--- Start of Records shown ---
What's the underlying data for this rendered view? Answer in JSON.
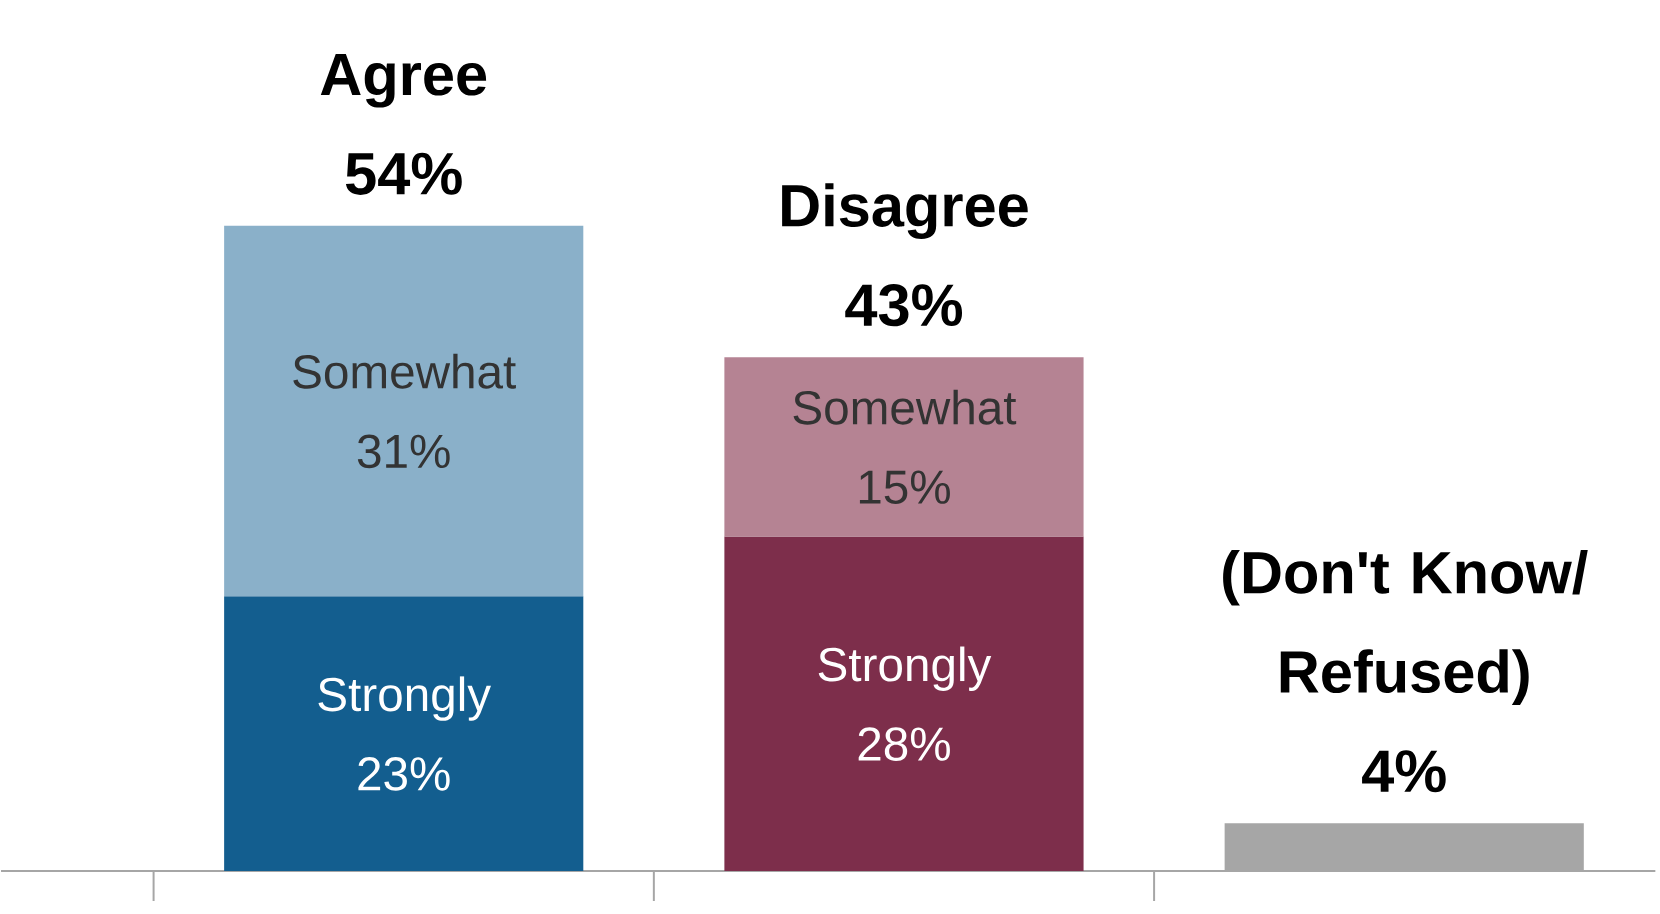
{
  "chart_data": {
    "type": "bar",
    "stacked": true,
    "categories": [
      "Agree",
      "Disagree",
      "(Don't Know/ Refused)"
    ],
    "totals": [
      "54%",
      "43%",
      "4%"
    ],
    "series": [
      {
        "name": "Strongly",
        "colors": [
          "#135e8f",
          "#7d2e4b",
          "#a6a6a6"
        ],
        "values": [
          23,
          28,
          4
        ],
        "value_labels": [
          "23%",
          "28%",
          null
        ]
      },
      {
        "name": "Somewhat",
        "colors": [
          "#8ab0c9",
          "#b58393",
          null
        ],
        "values": [
          31,
          15,
          null
        ],
        "value_labels": [
          "31%",
          "15%",
          null
        ]
      }
    ]
  }
}
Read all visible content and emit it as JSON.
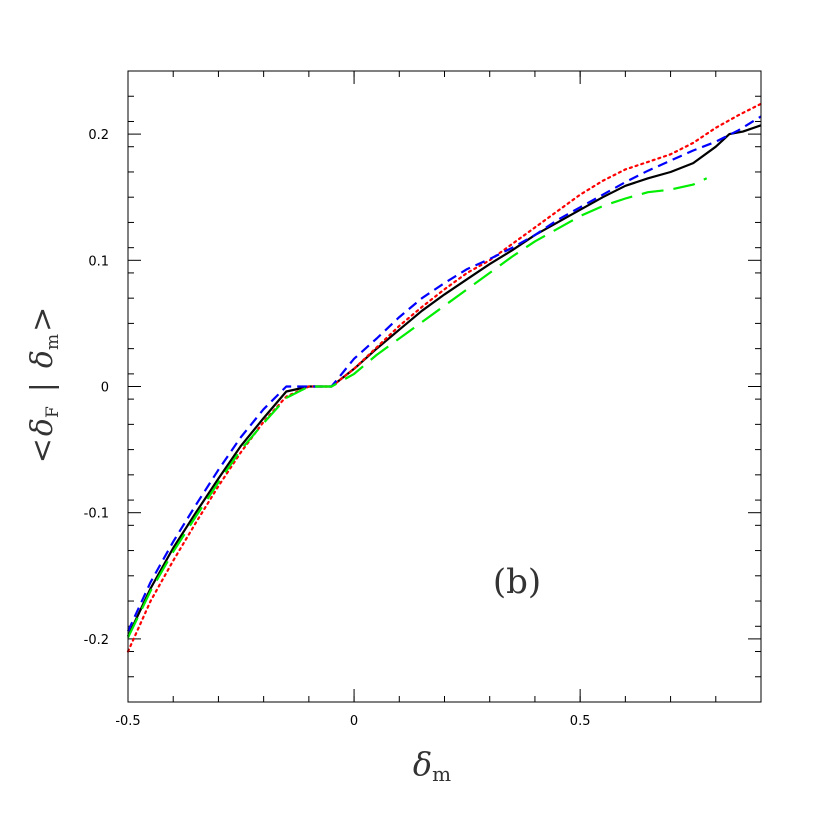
{
  "chart_data": {
    "type": "line",
    "xlabel": {
      "symbol": "δ",
      "sub": "m"
    },
    "ylabel": {
      "open": "<",
      "symbol1": "δ",
      "sub1": "F",
      "bar": "|",
      "symbol2": "δ",
      "sub2": "m",
      "close": ">"
    },
    "annotation": "(b)",
    "xlim": [
      -0.5,
      0.9
    ],
    "ylim": [
      -0.25,
      0.25
    ],
    "grid": false,
    "xticks": [
      {
        "value": -0.5,
        "label": "-0.5"
      },
      {
        "value": 0,
        "label": "0"
      },
      {
        "value": 0.5,
        "label": "0.5"
      }
    ],
    "yticks": [
      {
        "value": -0.2,
        "label": "-0.2"
      },
      {
        "value": -0.1,
        "label": "-0.1"
      },
      {
        "value": 0,
        "label": "0"
      },
      {
        "value": 0.1,
        "label": "0.1"
      },
      {
        "value": 0.2,
        "label": "0.2"
      }
    ],
    "series": [
      {
        "color": "#000000",
        "dash": "solid",
        "width": 2.2,
        "x": [
          -0.5,
          -0.45,
          -0.4,
          -0.35,
          -0.3,
          -0.25,
          -0.2,
          -0.15,
          -0.1,
          -0.05,
          0.0,
          0.05,
          0.1,
          0.15,
          0.2,
          0.25,
          0.3,
          0.35,
          0.4,
          0.45,
          0.5,
          0.55,
          0.6,
          0.65,
          0.7,
          0.75,
          0.8,
          0.83,
          0.86,
          0.9
        ],
        "y": [
          -0.198,
          -0.16,
          -0.128,
          -0.1,
          -0.073,
          -0.047,
          -0.025,
          -0.004,
          0.0,
          0.0,
          0.014,
          0.03,
          0.045,
          0.06,
          0.073,
          0.085,
          0.097,
          0.108,
          0.12,
          0.13,
          0.14,
          0.15,
          0.159,
          0.165,
          0.17,
          0.177,
          0.19,
          0.2,
          0.202,
          0.207
        ]
      },
      {
        "color": "#ff0000",
        "dash": "dotted",
        "width": 2.2,
        "x": [
          -0.5,
          -0.45,
          -0.4,
          -0.35,
          -0.3,
          -0.25,
          -0.2,
          -0.15,
          -0.1,
          -0.05,
          0.0,
          0.05,
          0.1,
          0.15,
          0.2,
          0.25,
          0.3,
          0.35,
          0.4,
          0.45,
          0.5,
          0.55,
          0.6,
          0.65,
          0.7,
          0.75,
          0.8,
          0.85,
          0.9
        ],
        "y": [
          -0.21,
          -0.17,
          -0.138,
          -0.108,
          -0.079,
          -0.052,
          -0.028,
          -0.008,
          0.0,
          0.0,
          0.014,
          0.031,
          0.048,
          0.063,
          0.077,
          0.09,
          0.1,
          0.113,
          0.126,
          0.139,
          0.152,
          0.163,
          0.172,
          0.178,
          0.184,
          0.193,
          0.205,
          0.215,
          0.224
        ]
      },
      {
        "color": "#0000ff",
        "dash": "short-dash",
        "width": 2.2,
        "x": [
          -0.5,
          -0.45,
          -0.4,
          -0.35,
          -0.3,
          -0.25,
          -0.2,
          -0.15,
          -0.1,
          -0.05,
          0.0,
          0.05,
          0.1,
          0.15,
          0.2,
          0.25,
          0.3,
          0.35,
          0.4,
          0.45,
          0.5,
          0.55,
          0.6,
          0.65,
          0.7,
          0.75,
          0.8,
          0.85,
          0.9
        ],
        "y": [
          -0.194,
          -0.155,
          -0.123,
          -0.094,
          -0.066,
          -0.04,
          -0.018,
          0.0,
          0.0,
          0.0,
          0.022,
          0.038,
          0.055,
          0.07,
          0.082,
          0.093,
          0.101,
          0.11,
          0.12,
          0.132,
          0.142,
          0.152,
          0.162,
          0.171,
          0.179,
          0.187,
          0.194,
          0.203,
          0.214
        ]
      },
      {
        "color": "#00ee00",
        "dash": "long-dash",
        "width": 2.2,
        "x": [
          -0.5,
          -0.45,
          -0.4,
          -0.35,
          -0.3,
          -0.25,
          -0.2,
          -0.15,
          -0.1,
          -0.05,
          0.0,
          0.05,
          0.1,
          0.15,
          0.2,
          0.25,
          0.3,
          0.35,
          0.4,
          0.45,
          0.5,
          0.55,
          0.6,
          0.65,
          0.7,
          0.75,
          0.78
        ],
        "y": [
          -0.199,
          -0.162,
          -0.131,
          -0.103,
          -0.076,
          -0.05,
          -0.029,
          -0.009,
          0.0,
          0.0,
          0.01,
          0.025,
          0.038,
          0.051,
          0.064,
          0.077,
          0.09,
          0.103,
          0.115,
          0.125,
          0.135,
          0.143,
          0.149,
          0.154,
          0.156,
          0.16,
          0.165
        ]
      }
    ]
  }
}
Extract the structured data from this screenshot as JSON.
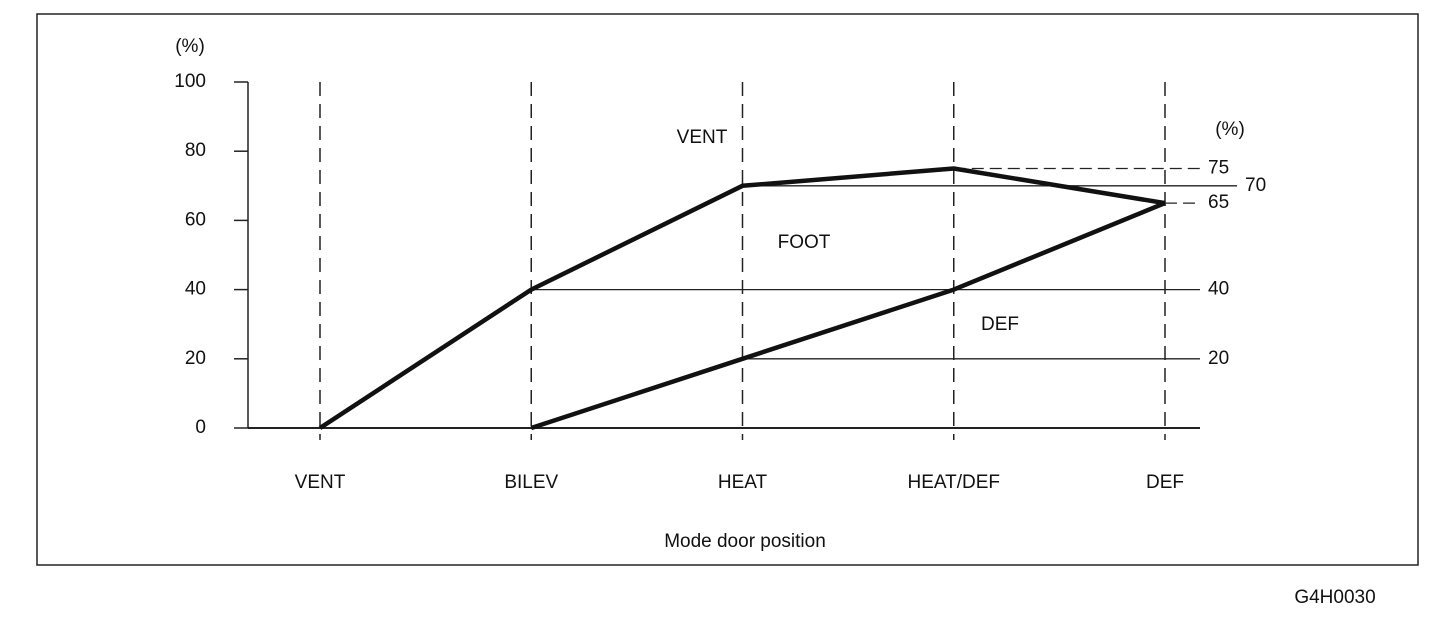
{
  "chart_data": {
    "type": "line",
    "y_unit": "(%)",
    "right_unit": "(%)",
    "x_label": "Mode door position",
    "figure_code": "G4H0030",
    "categories": [
      "VENT",
      "BILEV",
      "HEAT",
      "HEAT/DEF",
      "DEF"
    ],
    "series": [
      {
        "color": "#111111",
        "values": [
          0,
          40,
          70,
          75,
          65
        ]
      },
      {
        "color": "#111111",
        "values": [
          null,
          0,
          20,
          40,
          65
        ]
      }
    ],
    "ylim": [
      0,
      100
    ],
    "yticks": [
      0,
      20,
      40,
      60,
      80,
      100
    ],
    "right_labels": [
      75,
      70,
      65,
      40,
      20
    ],
    "annotations": [
      "VENT",
      "FOOT",
      "DEF"
    ]
  }
}
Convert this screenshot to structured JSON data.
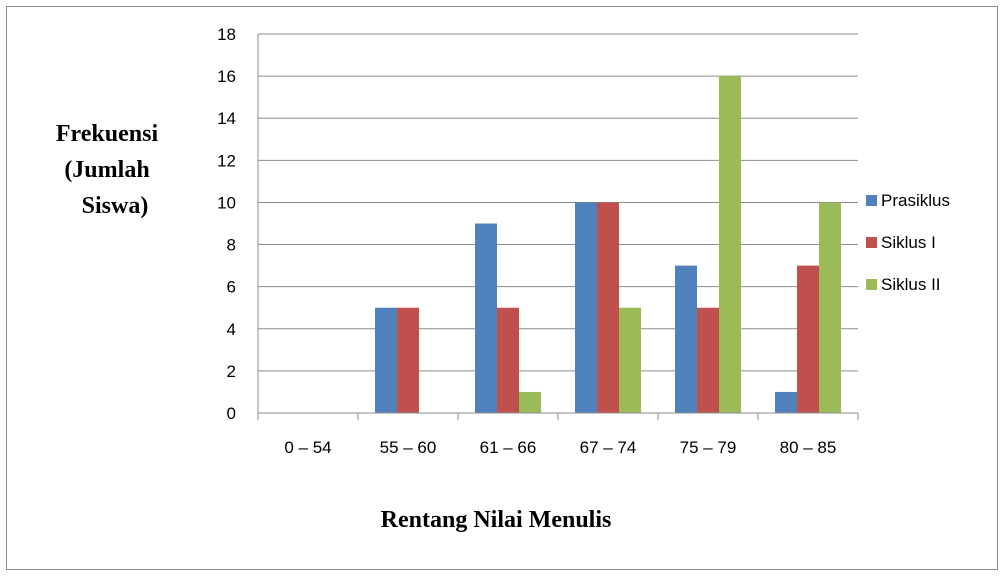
{
  "chart_data": {
    "type": "bar",
    "title": "",
    "categories": [
      "0 – 54",
      "55 – 60",
      "61 – 66",
      "67 – 74",
      "75 – 79",
      "80 – 85"
    ],
    "series": [
      {
        "name": "Prasiklus",
        "color": "#4f81bd",
        "values": [
          0,
          5,
          9,
          10,
          7,
          1
        ]
      },
      {
        "name": "Siklus I",
        "color": "#c0504d",
        "values": [
          0,
          5,
          5,
          10,
          5,
          7
        ]
      },
      {
        "name": "Siklus II",
        "color": "#9bbb59",
        "values": [
          0,
          0,
          1,
          5,
          16,
          10
        ]
      }
    ],
    "ylabel_lines": [
      "Frekuensi",
      "(Jumlah",
      "Siswa)"
    ],
    "xlabel": "Rentang Nilai Menulis",
    "ylim": [
      0,
      18
    ],
    "ytick_step": 2,
    "grid": true,
    "legend_position": "right"
  }
}
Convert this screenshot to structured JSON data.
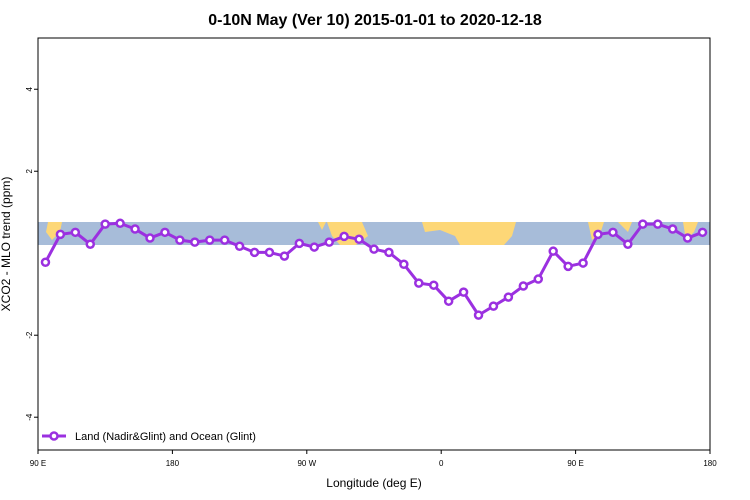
--- End of Records shown ---
- Given exercise -
Every record above must be given again exactly; drop the pictures.

- Result -
What's the underlying data for this rendered view? Answer in JSON.
{
  "chart_data": {
    "type": "bar",
    "stacked": true,
    "categories": [
      "Agree",
      "Disagree",
      "(Don't Know/ Refused)"
    ],
    "totals": [
      "54%",
      "43%",
      "4%"
    ],
    "series": [
      {
        "name": "Strongly",
        "colors": [
          "#135e8f",
          "#7d2e4b",
          "#a6a6a6"
        ],
        "values": [
          23,
          28,
          4
        ],
        "value_labels": [
          "23%",
          "28%",
          null
        ]
      },
      {
        "name": "Somewhat",
        "colors": [
          "#8ab0c9",
          "#b58393",
          null
        ],
        "values": [
          31,
          15,
          null
        ],
        "value_labels": [
          "31%",
          "15%",
          null
        ]
      }
    ]
  }
}
Read all visible content and emit it as JSON.
{
  "chart_data": {
    "type": "line",
    "xlabel": {
      "symbol": "δ",
      "sub": "m"
    },
    "ylabel": {
      "open": "<",
      "symbol1": "δ",
      "sub1": "F",
      "bar": "|",
      "symbol2": "δ",
      "sub2": "m",
      "close": ">"
    },
    "annotation": "(b)",
    "xlim": [
      -0.5,
      0.9
    ],
    "ylim": [
      -0.25,
      0.25
    ],
    "grid": false,
    "xticks": [
      {
        "value": -0.5,
        "label": "-0.5"
      },
      {
        "value": 0,
        "label": "0"
      },
      {
        "value": 0.5,
        "label": "0.5"
      }
    ],
    "yticks": [
      {
        "value": -0.2,
        "label": "-0.2"
      },
      {
        "value": -0.1,
        "label": "-0.1"
      },
      {
        "value": 0,
        "label": "0"
      },
      {
        "value": 0.1,
        "label": "0.1"
      },
      {
        "value": 0.2,
        "label": "0.2"
      }
    ],
    "series": [
      {
        "color": "#000000",
        "dash": "solid",
        "width": 2.2,
        "x": [
          -0.5,
          -0.45,
          -0.4,
          -0.35,
          -0.3,
          -0.25,
          -0.2,
          -0.15,
          -0.1,
          -0.05,
          0.0,
          0.05,
          0.1,
          0.15,
          0.2,
          0.25,
          0.3,
          0.35,
          0.4,
          0.45,
          0.5,
          0.55,
          0.6,
          0.65,
          0.7,
          0.75,
          0.8,
          0.83,
          0.86,
          0.9
        ],
        "y": [
          -0.198,
          -0.16,
          -0.128,
          -0.1,
          -0.073,
          -0.047,
          -0.025,
          -0.004,
          0.0,
          0.0,
          0.014,
          0.03,
          0.045,
          0.06,
          0.073,
          0.085,
          0.097,
          0.108,
          0.12,
          0.13,
          0.14,
          0.15,
          0.159,
          0.165,
          0.17,
          0.177,
          0.19,
          0.2,
          0.202,
          0.207
        ]
      },
      {
        "color": "#ff0000",
        "dash": "dotted",
        "width": 2.2,
        "x": [
          -0.5,
          -0.45,
          -0.4,
          -0.35,
          -0.3,
          -0.25,
          -0.2,
          -0.15,
          -0.1,
          -0.05,
          0.0,
          0.05,
          0.1,
          0.15,
          0.2,
          0.25,
          0.3,
          0.35,
          0.4,
          0.45,
          0.5,
          0.55,
          0.6,
          0.65,
          0.7,
          0.75,
          0.8,
          0.85,
          0.9
        ],
        "y": [
          -0.21,
          -0.17,
          -0.138,
          -0.108,
          -0.079,
          -0.052,
          -0.028,
          -0.008,
          0.0,
          0.0,
          0.014,
          0.031,
          0.048,
          0.063,
          0.077,
          0.09,
          0.1,
          0.113,
          0.126,
          0.139,
          0.152,
          0.163,
          0.172,
          0.178,
          0.184,
          0.193,
          0.205,
          0.215,
          0.224
        ]
      },
      {
        "color": "#0000ff",
        "dash": "short-dash",
        "width": 2.2,
        "x": [
          -0.5,
          -0.45,
          -0.4,
          -0.35,
          -0.3,
          -0.25,
          -0.2,
          -0.15,
          -0.1,
          -0.05,
          0.0,
          0.05,
          0.1,
          0.15,
          0.2,
          0.25,
          0.3,
          0.35,
          0.4,
          0.45,
          0.5,
          0.55,
          0.6,
          0.65,
          0.7,
          0.75,
          0.8,
          0.85,
          0.9
        ],
        "y": [
          -0.194,
          -0.155,
          -0.123,
          -0.094,
          -0.066,
          -0.04,
          -0.018,
          0.0,
          0.0,
          0.0,
          0.022,
          0.038,
          0.055,
          0.07,
          0.082,
          0.093,
          0.101,
          0.11,
          0.12,
          0.132,
          0.142,
          0.152,
          0.162,
          0.171,
          0.179,
          0.187,
          0.194,
          0.203,
          0.214
        ]
      },
      {
        "color": "#00ee00",
        "dash": "long-dash",
        "width": 2.2,
        "x": [
          -0.5,
          -0.45,
          -0.4,
          -0.35,
          -0.3,
          -0.25,
          -0.2,
          -0.15,
          -0.1,
          -0.05,
          0.0,
          0.05,
          0.1,
          0.15,
          0.2,
          0.25,
          0.3,
          0.35,
          0.4,
          0.45,
          0.5,
          0.55,
          0.6,
          0.65,
          0.7,
          0.75,
          0.78
        ],
        "y": [
          -0.199,
          -0.162,
          -0.131,
          -0.103,
          -0.076,
          -0.05,
          -0.029,
          -0.009,
          0.0,
          0.0,
          0.01,
          0.025,
          0.038,
          0.051,
          0.064,
          0.077,
          0.09,
          0.103,
          0.115,
          0.125,
          0.135,
          0.143,
          0.149,
          0.154,
          0.156,
          0.16,
          0.165
        ]
      }
    ]
  }
}
Extract the structured data from this screenshot as JSON.
{
  "chart_data": {
    "type": "line",
    "y_unit": "(%)",
    "right_unit": "(%)",
    "x_label": "Mode door position",
    "figure_code": "G4H0030",
    "categories": [
      "VENT",
      "BILEV",
      "HEAT",
      "HEAT/DEF",
      "DEF"
    ],
    "series": [
      {
        "color": "#111111",
        "values": [
          0,
          40,
          70,
          75,
          65
        ]
      },
      {
        "color": "#111111",
        "values": [
          null,
          0,
          20,
          40,
          65
        ]
      }
    ],
    "ylim": [
      0,
      100
    ],
    "yticks": [
      0,
      20,
      40,
      60,
      80,
      100
    ],
    "right_labels": [
      75,
      70,
      65,
      40,
      20
    ],
    "annotations": [
      "VENT",
      "FOOT",
      "DEF"
    ]
  }
}
Convert this screenshot to structured JSON data.
{
  "chart_data": {
    "type": "bar",
    "title": "",
    "categories": [
      "0 – 54",
      "55 – 60",
      "61 – 66",
      "67 – 74",
      "75 – 79",
      "80 – 85"
    ],
    "series": [
      {
        "name": "Prasiklus",
        "color": "#4f81bd",
        "values": [
          0,
          5,
          9,
          10,
          7,
          1
        ]
      },
      {
        "name": "Siklus I",
        "color": "#c0504d",
        "values": [
          0,
          5,
          5,
          10,
          5,
          7
        ]
      },
      {
        "name": "Siklus II",
        "color": "#9bbb59",
        "values": [
          0,
          0,
          1,
          5,
          16,
          10
        ]
      }
    ],
    "ylabel_lines": [
      "Frekuensi",
      "(Jumlah",
      "Siswa)"
    ],
    "xlabel": "Rentang Nilai Menulis",
    "ylim": [
      0,
      18
    ],
    "ytick_step": 2,
    "grid": true,
    "legend_position": "right"
  }
}
Convert this screenshot to structured JSON data.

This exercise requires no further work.